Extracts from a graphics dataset
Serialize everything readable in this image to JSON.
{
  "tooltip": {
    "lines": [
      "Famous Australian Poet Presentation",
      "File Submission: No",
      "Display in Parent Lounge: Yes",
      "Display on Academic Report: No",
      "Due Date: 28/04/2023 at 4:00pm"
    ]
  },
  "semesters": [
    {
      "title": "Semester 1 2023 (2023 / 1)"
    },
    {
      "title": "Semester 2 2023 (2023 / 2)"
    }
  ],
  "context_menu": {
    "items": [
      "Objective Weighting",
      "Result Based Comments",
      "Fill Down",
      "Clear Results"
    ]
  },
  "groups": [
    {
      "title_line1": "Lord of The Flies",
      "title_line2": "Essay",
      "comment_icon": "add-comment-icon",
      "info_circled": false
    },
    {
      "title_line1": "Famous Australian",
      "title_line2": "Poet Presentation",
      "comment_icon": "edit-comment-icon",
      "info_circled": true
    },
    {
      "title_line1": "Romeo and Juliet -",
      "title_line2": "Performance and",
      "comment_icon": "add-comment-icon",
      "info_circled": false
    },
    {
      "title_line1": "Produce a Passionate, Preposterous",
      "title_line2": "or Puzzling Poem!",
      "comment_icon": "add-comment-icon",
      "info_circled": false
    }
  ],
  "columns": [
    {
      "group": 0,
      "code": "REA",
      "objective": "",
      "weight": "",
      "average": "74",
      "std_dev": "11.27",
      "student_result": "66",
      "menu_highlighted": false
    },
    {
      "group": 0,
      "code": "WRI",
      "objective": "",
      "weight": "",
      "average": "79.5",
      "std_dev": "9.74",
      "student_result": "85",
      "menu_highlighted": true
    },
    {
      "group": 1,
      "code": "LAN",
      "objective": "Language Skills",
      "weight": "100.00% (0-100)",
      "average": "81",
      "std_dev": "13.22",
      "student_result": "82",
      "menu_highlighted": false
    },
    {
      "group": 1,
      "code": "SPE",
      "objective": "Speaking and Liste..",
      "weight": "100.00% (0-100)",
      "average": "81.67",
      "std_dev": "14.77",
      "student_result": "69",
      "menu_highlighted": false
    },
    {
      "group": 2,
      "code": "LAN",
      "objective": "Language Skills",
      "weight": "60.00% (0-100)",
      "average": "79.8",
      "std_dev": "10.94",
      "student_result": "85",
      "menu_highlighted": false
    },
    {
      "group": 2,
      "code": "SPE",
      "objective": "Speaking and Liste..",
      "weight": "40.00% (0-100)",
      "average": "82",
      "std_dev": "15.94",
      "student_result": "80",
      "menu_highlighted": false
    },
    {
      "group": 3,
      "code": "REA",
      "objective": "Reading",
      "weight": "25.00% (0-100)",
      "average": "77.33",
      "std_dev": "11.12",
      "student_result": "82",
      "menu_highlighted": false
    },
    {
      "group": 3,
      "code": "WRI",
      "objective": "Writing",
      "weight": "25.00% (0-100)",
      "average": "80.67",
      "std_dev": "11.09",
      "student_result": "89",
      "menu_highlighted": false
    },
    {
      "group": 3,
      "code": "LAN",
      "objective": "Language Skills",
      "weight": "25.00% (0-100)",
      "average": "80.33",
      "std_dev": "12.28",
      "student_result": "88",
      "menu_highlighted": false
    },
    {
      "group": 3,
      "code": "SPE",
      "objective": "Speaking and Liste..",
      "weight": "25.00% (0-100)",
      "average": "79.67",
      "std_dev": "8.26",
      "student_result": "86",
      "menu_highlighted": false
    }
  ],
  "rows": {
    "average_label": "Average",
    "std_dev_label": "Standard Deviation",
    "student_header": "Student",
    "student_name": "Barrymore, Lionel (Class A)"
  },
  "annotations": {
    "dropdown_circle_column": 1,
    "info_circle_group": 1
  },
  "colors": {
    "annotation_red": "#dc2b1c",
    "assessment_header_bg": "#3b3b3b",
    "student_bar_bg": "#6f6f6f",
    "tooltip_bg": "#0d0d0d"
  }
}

> [Given request]:
Retype the records above exactly.

> [Answer to the exercise]:
Serialize everything readable in this image to JSON.
{
  "tooltip": {
    "lines": [
      "Famous Australian Poet Presentation",
      "File Submission: No",
      "Display in Parent Lounge: Yes",
      "Display on Academic Report: No",
      "Due Date: 28/04/2023 at 4:00pm"
    ]
  },
  "semesters": [
    {
      "title": "Semester 1 2023 (2023 / 1)"
    },
    {
      "title": "Semester 2 2023 (2023 / 2)"
    }
  ],
  "context_menu": {
    "items": [
      "Objective Weighting",
      "Result Based Comments",
      "Fill Down",
      "Clear Results"
    ]
  },
  "groups": [
    {
      "title_line1": "Lord of The Flies",
      "title_line2": "Essay",
      "comment_icon": "add-comment-icon",
      "info_circled": false
    },
    {
      "title_line1": "Famous Australian",
      "title_line2": "Poet Presentation",
      "comment_icon": "edit-comment-icon",
      "info_circled": true
    },
    {
      "title_line1": "Romeo and Juliet -",
      "title_line2": "Performance and",
      "comment_icon": "add-comment-icon",
      "info_circled": false
    },
    {
      "title_line1": "Produce a Passionate, Preposterous",
      "title_line2": "or Puzzling Poem!",
      "comment_icon": "add-comment-icon",
      "info_circled": false
    }
  ],
  "columns": [
    {
      "group": 0,
      "code": "REA",
      "objective": "",
      "weight": "",
      "average": "74",
      "std_dev": "11.27",
      "student_result": "66",
      "menu_highlighted": false
    },
    {
      "group": 0,
      "code": "WRI",
      "objective": "",
      "weight": "",
      "average": "79.5",
      "std_dev": "9.74",
      "student_result": "85",
      "menu_highlighted": true
    },
    {
      "group": 1,
      "code": "LAN",
      "objective": "Language Skills",
      "weight": "100.00% (0-100)",
      "average": "81",
      "std_dev": "13.22",
      "student_result": "82",
      "menu_highlighted": false
    },
    {
      "group": 1,
      "code": "SPE",
      "objective": "Speaking and Liste..",
      "weight": "100.00% (0-100)",
      "average": "81.67",
      "std_dev": "14.77",
      "student_result": "69",
      "menu_highlighted": false
    },
    {
      "group": 2,
      "code": "LAN",
      "objective": "Language Skills",
      "weight": "60.00% (0-100)",
      "average": "79.8",
      "std_dev": "10.94",
      "student_result": "85",
      "menu_highlighted": false
    },
    {
      "group": 2,
      "code": "SPE",
      "objective": "Speaking and Liste..",
      "weight": "40.00% (0-100)",
      "average": "82",
      "std_dev": "15.94",
      "student_result": "80",
      "menu_highlighted": false
    },
    {
      "group": 3,
      "code": "REA",
      "objective": "Reading",
      "weight": "25.00% (0-100)",
      "average": "77.33",
      "std_dev": "11.12",
      "student_result": "82",
      "menu_highlighted": false
    },
    {
      "group": 3,
      "code": "WRI",
      "objective": "Writing",
      "weight": "25.00% (0-100)",
      "average": "80.67",
      "std_dev": "11.09",
      "student_result": "89",
      "menu_highlighted": false
    },
    {
      "group": 3,
      "code": "LAN",
      "objective": "Language Skills",
      "weight": "25.00% (0-100)",
      "average": "80.33",
      "std_dev": "12.28",
      "student_result": "88",
      "menu_highlighted": false
    },
    {
      "group": 3,
      "code": "SPE",
      "objective": "Speaking and Liste..",
      "weight": "25.00% (0-100)",
      "average": "79.67",
      "std_dev": "8.26",
      "student_result": "86",
      "menu_highlighted": false
    }
  ],
  "rows": {
    "average_label": "Average",
    "std_dev_label": "Standard Deviation",
    "student_header": "Student",
    "student_name": "Barrymore, Lionel (Class A)"
  },
  "annotations": {
    "dropdown_circle_column": 1,
    "info_circle_group": 1
  },
  "colors": {
    "annotation_red": "#dc2b1c",
    "assessment_header_bg": "#3b3b3b",
    "student_bar_bg": "#6f6f6f",
    "tooltip_bg": "#0d0d0d"
  }
}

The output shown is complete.